— Aim of the task —
Whenever the word "values" shows up in a line of the data, copy that line.

==========

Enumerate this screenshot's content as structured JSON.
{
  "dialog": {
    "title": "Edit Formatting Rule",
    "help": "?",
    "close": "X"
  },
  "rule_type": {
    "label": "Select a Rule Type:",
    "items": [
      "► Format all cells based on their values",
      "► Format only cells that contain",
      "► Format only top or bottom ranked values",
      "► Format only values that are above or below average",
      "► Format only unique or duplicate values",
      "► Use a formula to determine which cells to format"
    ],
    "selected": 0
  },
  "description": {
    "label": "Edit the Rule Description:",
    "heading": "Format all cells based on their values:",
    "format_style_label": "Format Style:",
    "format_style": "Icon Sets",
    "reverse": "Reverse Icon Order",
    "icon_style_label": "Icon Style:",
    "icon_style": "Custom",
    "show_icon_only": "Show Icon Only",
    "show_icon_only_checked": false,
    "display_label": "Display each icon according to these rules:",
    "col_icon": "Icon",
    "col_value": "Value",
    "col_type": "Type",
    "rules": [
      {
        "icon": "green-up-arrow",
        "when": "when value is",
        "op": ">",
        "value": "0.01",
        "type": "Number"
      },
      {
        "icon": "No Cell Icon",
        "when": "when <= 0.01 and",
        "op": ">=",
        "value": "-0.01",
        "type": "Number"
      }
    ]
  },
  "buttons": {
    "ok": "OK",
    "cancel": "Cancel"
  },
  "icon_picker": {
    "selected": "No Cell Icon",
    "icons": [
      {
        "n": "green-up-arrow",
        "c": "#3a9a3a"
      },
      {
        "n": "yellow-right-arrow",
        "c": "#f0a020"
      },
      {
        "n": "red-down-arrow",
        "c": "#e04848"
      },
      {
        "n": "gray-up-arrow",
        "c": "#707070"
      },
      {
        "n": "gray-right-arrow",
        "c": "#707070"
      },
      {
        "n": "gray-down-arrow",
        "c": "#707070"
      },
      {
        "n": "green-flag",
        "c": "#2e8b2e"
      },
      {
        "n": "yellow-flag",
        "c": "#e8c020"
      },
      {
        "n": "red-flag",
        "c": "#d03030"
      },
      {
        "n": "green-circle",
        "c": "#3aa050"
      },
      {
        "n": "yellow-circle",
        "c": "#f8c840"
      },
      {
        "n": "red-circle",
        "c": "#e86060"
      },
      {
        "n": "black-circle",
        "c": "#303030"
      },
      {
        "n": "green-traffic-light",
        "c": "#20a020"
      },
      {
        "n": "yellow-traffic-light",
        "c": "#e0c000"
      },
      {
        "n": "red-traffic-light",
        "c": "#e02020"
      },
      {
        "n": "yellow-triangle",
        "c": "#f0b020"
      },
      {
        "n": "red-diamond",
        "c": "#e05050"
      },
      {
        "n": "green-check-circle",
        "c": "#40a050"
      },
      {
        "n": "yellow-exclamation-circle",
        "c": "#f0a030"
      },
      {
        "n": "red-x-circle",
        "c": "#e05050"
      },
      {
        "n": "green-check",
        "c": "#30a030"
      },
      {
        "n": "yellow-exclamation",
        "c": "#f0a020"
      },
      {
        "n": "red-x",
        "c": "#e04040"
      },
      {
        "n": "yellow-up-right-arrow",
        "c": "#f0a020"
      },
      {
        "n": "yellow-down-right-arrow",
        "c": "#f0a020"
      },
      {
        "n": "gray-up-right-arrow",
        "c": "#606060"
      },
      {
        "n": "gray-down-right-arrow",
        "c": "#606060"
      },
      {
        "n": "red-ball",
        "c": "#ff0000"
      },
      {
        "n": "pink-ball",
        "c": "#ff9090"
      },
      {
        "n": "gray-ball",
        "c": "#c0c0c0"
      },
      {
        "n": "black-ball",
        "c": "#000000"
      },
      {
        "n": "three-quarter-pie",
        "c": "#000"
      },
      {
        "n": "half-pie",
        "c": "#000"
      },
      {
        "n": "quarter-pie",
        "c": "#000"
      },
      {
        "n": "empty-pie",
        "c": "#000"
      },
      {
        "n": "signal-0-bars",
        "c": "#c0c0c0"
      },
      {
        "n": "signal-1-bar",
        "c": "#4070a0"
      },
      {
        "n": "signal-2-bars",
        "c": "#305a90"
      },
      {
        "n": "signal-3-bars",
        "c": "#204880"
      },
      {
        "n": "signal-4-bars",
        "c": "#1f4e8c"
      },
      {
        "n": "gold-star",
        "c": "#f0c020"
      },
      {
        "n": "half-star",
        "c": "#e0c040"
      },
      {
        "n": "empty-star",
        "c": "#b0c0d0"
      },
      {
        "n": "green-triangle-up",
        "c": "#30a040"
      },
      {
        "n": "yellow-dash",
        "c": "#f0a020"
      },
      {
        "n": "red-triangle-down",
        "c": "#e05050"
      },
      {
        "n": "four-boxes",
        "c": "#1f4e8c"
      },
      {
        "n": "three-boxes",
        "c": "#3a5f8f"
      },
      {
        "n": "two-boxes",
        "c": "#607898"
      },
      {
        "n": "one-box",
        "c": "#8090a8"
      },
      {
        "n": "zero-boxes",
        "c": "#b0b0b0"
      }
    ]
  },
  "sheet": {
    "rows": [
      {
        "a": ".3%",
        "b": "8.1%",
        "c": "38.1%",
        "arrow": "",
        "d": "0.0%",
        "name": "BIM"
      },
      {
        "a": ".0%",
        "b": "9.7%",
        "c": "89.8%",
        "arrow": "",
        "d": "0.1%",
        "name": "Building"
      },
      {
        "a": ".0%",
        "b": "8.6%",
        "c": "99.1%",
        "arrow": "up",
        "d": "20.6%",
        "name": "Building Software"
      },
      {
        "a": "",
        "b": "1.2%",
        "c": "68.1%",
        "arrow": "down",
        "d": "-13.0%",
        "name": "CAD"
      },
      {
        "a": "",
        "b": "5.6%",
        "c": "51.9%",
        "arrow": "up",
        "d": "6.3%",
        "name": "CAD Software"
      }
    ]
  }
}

==========

— The completed task —
      "► Format all cells based on their values",
      "► Format only top or bottom ranked values",
      "► Format only values that are above or below average",
      "► Format only unique or duplicate values",
    "heading": "Format all cells based on their values:",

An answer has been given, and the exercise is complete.